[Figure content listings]

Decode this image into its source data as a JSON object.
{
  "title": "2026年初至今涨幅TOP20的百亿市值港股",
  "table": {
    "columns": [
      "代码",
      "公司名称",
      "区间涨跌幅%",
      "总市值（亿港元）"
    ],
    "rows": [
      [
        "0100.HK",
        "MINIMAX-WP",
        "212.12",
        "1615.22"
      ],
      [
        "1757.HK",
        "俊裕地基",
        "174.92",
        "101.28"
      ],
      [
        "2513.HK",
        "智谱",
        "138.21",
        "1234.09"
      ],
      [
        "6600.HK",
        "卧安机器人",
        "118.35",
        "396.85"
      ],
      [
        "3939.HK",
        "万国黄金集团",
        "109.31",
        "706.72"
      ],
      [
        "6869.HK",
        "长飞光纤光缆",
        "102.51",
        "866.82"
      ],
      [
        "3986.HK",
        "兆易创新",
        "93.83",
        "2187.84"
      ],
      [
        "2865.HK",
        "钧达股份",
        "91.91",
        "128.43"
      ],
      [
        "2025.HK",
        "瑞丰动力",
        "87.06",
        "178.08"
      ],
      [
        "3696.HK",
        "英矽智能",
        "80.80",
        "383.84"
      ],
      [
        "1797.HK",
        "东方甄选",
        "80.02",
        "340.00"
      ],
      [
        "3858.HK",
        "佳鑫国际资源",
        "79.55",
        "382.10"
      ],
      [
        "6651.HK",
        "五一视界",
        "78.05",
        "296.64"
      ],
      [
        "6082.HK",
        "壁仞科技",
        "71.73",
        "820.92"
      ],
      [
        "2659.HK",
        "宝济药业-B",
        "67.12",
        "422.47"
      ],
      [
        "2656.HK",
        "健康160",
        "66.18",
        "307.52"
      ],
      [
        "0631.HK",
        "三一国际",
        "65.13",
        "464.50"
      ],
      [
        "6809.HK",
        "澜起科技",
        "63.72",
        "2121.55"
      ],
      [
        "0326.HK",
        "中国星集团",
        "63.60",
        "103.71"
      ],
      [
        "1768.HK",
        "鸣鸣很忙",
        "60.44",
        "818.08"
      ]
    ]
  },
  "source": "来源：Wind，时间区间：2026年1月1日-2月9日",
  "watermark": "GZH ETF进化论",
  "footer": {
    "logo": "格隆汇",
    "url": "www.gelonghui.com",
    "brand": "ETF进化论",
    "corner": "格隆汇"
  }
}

**GOAL OF THE EXERCISE**
Look through the listing and extract every line with "source" in it.

**FINAL RESULT**
Decode this image into its source data as a JSON object.
  "source": "来源：Wind，时间区间：2026年1月1日-2月9日",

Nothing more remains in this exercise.